Вот как бы общепринято считать, будто молодости свойственной большая категоричность, однозначность мнений, упертость и далее всё подобное, вплоть даже до достаточно стандартной жестокости. А с годами, мол, человек мудреет, мягчает, становится более толерантным и сентиментальным…
Конечно, определенная правда в этом имеется, но я сейчас не об общих закономерностях, а о некоторой частности. На самом деле, конечно, о подобном в юности не так уж и много задумывался, и это более чем естественно, как и у всех других забот было выше крыши. Но если чисто теоретически, то, в общем, относился к пожилым людям с предельной снисходительностью. То есть, возраст был отдельной принципиальной категорией. Постараюсь пояснить на простейшем примере.
Сейчас нет смысла подробно рассказывать, каким образом, но когда мне было лет пятнадцать, я подружился, если так условно можно назвать отношения при столь большой разнице в годах, с одним человеком, в тот момент уже давно пенсионером, неким Андреем Андреевичем. Мы даже иногда на рыбалку вместе ездили, я к нему в гости изредка заходил, о жил неподалеку от моей школы.
Но родители мои его никогда не видели, знали лишь по моим рассказом, впрочем, как и во всё прочее, особо в наши отношения не лезли. И только через пару лет, когда очередной раз всплыло имя моего старшего товарища в разговоре с отчимом, он вдруг спросил, погоди, погоди, а твой Андреич никогда в прокуратуре не работал и на Колыме не бывал? Я говорю, да вроде что-то мельком упоминал. А фамилия его не такая-то? Да, такая, а ты откуда знаешь?
И тут отчим мне порассказал, что, оказывается, он случайно очень много в свое время об этом человеке слышал разных историй, и все они были одна страшнее другой. Особенно про военное время, когда Андрей Андреевич трудился в очень специализированных органах на территории Дальстроя.

ИСХОДНЫЕ МАТЕРИАЛЫ
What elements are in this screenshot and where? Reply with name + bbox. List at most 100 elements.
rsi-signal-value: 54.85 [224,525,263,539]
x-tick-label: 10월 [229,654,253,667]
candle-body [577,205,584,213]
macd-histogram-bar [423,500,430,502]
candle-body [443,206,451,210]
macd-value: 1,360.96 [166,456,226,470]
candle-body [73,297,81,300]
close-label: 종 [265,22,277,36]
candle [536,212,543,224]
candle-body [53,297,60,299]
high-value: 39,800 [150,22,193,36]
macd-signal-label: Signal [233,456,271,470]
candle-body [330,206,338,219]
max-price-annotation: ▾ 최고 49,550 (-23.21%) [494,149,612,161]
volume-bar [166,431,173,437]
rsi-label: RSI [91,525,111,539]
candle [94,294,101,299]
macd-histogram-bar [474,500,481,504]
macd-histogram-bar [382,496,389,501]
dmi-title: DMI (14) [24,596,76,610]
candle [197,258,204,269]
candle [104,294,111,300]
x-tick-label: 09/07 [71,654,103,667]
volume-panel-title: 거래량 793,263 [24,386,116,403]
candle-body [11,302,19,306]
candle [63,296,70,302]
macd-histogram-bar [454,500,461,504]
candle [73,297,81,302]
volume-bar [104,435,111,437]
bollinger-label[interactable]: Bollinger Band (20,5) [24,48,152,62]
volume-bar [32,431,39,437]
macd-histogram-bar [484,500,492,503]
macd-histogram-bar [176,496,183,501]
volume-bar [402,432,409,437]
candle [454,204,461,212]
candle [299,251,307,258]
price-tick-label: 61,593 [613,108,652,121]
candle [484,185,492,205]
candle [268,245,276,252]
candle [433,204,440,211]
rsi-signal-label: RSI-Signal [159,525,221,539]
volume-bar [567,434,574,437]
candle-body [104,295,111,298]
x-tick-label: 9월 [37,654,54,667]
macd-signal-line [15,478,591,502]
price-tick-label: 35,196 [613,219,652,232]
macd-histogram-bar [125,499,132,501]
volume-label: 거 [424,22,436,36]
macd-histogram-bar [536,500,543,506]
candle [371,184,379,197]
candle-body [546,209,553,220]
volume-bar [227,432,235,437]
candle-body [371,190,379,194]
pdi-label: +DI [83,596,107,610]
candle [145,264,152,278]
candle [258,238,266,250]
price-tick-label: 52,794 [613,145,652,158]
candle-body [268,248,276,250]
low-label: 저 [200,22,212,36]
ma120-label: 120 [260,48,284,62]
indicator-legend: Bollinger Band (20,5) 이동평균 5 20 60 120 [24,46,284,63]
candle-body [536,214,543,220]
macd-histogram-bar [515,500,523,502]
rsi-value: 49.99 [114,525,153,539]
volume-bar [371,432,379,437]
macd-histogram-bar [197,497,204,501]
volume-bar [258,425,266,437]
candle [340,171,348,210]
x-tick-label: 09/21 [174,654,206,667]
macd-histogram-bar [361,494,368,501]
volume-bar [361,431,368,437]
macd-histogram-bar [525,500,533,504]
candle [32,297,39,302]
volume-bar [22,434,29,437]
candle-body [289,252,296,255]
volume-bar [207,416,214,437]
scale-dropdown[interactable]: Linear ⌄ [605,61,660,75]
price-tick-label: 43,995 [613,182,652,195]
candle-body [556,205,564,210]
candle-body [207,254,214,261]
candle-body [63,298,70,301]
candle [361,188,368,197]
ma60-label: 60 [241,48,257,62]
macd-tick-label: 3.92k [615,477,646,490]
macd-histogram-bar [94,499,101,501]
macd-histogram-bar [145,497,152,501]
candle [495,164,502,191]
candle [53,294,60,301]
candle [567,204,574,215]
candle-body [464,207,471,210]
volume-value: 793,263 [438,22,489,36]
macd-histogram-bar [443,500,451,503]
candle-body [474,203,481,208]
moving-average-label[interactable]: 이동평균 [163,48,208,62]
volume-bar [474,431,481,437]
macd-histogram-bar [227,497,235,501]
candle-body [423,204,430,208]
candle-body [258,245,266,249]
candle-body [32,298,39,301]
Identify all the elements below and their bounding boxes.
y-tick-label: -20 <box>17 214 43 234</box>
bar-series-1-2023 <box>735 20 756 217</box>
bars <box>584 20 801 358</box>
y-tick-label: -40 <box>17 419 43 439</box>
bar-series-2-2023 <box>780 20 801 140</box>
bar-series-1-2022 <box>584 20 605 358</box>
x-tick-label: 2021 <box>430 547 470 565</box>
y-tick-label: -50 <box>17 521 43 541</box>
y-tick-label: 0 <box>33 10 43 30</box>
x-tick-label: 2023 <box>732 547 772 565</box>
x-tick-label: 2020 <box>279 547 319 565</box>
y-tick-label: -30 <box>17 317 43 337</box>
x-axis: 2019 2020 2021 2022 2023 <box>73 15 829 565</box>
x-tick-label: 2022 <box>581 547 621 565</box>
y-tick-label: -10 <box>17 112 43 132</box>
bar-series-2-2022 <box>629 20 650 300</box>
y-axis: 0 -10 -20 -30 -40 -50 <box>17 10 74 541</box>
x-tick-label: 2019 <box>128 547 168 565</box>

ТРЕБОВАНИЯ К ЗАДАНИЯМ
**a.** Где, согласно отрывку текста, трудился Андрей Андреевич в военное время?
**b.** Допишите отрывок текста об Андрее Андреевиче, начав сразу после его последнего предложения.
Строки — отдельный от отрывка текста материал.

НАБОР ОТВЕТОВ
**a.** В очень специализированных органах на территории Дальстроя.

**b.**
Тут нужно ещё подчеркнуть, что тема эта это для меня, магаданского ребенка, внука лагерников и сына чеэсвээновцев, была много более болезненной, чем для основной части московских моих сверстников. И тем ни менее.
В ужас я не пришел и общаться с Андреичем не перестал. Он так и остался для меня до самой довольно скоро после этого последовавшей смерти, просто древним стариком, которого любопытно было послушать, который очень тепло ко мне относился и, самое главное, который почти ничего уже не имел общего к тому, кто когда-то, давным-давно, по тем моим меркам чуть ни до Всемирного потопа, совершал кровавее злодеяния.
С тех пор прошло лет сорок пять. И я сам уже, по сути, в возрасте Андрея Андреевича. Как будто должен был бы и помудреть, помягчать, и стать ещё более снисходительным. Но почему-то всё с точностью до наоборот.
Сегодня я плюнул бы в лицо Андреичу, хотя, скорее всего, фигурально, уж очень сам по себе жест для меня не характерен. И испытываю абсолютную уверенность, что человек, любой человек, должен нести ответственность за свои поступки совершенно вне зависимости от возраста, состояния здоровья и прочих трогательных подробностей.
Даже если ему до смерти осталось несколько минут, и он этого достоин, то последние мгновения обязан провести на тюремных нарах.